- **Excerpted data**
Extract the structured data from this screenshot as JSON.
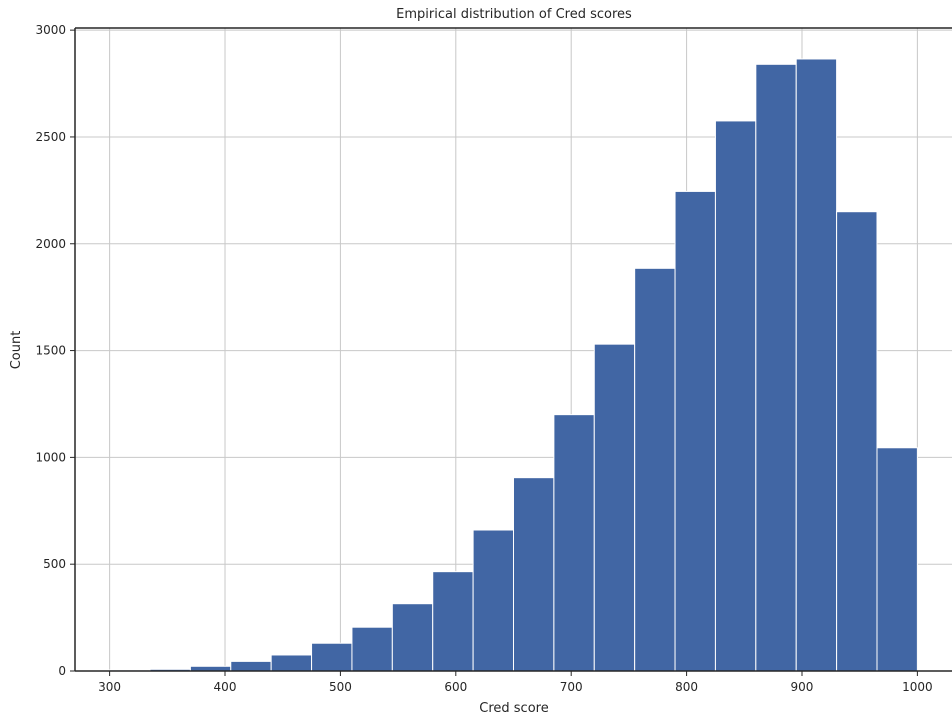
{
  "chart_data": {
    "type": "bar",
    "title": "Empirical distribution of Cred scores",
    "xlabel": "Cred score",
    "ylabel": "Count",
    "bar_color": "#4166a4",
    "grid_color": "#c8c8c8",
    "grid": true,
    "xlim": [
      270,
      1030
    ],
    "ylim": [
      0,
      3010
    ],
    "xticks": [
      300,
      400,
      500,
      600,
      700,
      800,
      900,
      1000
    ],
    "yticks": [
      0,
      500,
      1000,
      1500,
      2000,
      2500,
      3000
    ],
    "bins": [
      {
        "x0": 300,
        "x1": 335,
        "count": 5
      },
      {
        "x0": 335,
        "x1": 370,
        "count": 8
      },
      {
        "x0": 370,
        "x1": 405,
        "count": 22
      },
      {
        "x0": 405,
        "x1": 440,
        "count": 45
      },
      {
        "x0": 440,
        "x1": 475,
        "count": 75
      },
      {
        "x0": 475,
        "x1": 510,
        "count": 130
      },
      {
        "x0": 510,
        "x1": 545,
        "count": 205
      },
      {
        "x0": 545,
        "x1": 580,
        "count": 315
      },
      {
        "x0": 580,
        "x1": 615,
        "count": 465
      },
      {
        "x0": 615,
        "x1": 650,
        "count": 660
      },
      {
        "x0": 650,
        "x1": 685,
        "count": 905
      },
      {
        "x0": 685,
        "x1": 720,
        "count": 1200
      },
      {
        "x0": 720,
        "x1": 755,
        "count": 1530
      },
      {
        "x0": 755,
        "x1": 790,
        "count": 1885
      },
      {
        "x0": 790,
        "x1": 825,
        "count": 2245
      },
      {
        "x0": 825,
        "x1": 860,
        "count": 2575
      },
      {
        "x0": 860,
        "x1": 895,
        "count": 2840
      },
      {
        "x0": 895,
        "x1": 930,
        "count": 2865
      },
      {
        "x0": 930,
        "x1": 965,
        "count": 2150
      },
      {
        "x0": 965,
        "x1": 1000,
        "count": 1045
      }
    ]
  }
}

- **Exercise**
Your task is to list each line of the records with the word "Cred".

- **Solution to the problem**
    "title": "Empirical distribution of Cred scores",
    "xlabel": "Cred score",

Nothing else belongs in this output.